→ Aim of the task
Each line that follows should be printed again exactly as it stands.

→ Records provided
+===+
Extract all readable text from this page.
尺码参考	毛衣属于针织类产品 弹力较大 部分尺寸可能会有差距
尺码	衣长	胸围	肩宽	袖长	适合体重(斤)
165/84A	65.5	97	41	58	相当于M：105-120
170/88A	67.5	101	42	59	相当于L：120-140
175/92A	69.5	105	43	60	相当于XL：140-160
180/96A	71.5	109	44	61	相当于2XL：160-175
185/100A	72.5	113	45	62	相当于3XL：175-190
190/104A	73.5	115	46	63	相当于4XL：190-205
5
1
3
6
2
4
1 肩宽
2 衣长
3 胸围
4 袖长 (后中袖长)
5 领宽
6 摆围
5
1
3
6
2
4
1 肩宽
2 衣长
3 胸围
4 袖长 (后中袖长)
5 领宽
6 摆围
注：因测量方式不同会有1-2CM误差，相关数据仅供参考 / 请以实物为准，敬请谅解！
+===+
→ Solution to this task
Extract all readable text from this page.
尺码参考	毛衣属于针织类产品 弹力较大 部分尺寸可能会有差距
尺码	衣长	胸围	肩宽	袖长	适合体重(斤)
165/84A	65.5	97	41	58	相当于M：105-120
170/88A	67.5	101	42	59	相当于L：120-140
175/92A	69.5	105	43	60	相当于XL：140-160
180/96A	71.5	109	44	61	相当于2XL：160-175
185/100A	72.5	113	45	62	相当于3XL：175-190
190/104A	73.5	115	46	63	相当于4XL：190-205
5
1
3
6
2
4
1 肩宽
2 衣长
3 胸围
4 袖长 (后中袖长)
5 领宽
6 摆围
5
1
3
6
2
4
1 肩宽
2 衣长
3 胸围
4 袖长 (后中袖长)
5 领宽
6 摆围
注：因测量方式不同会有1-2CM误差，相关数据仅供参考 / 请以实物为准，敬请谅解！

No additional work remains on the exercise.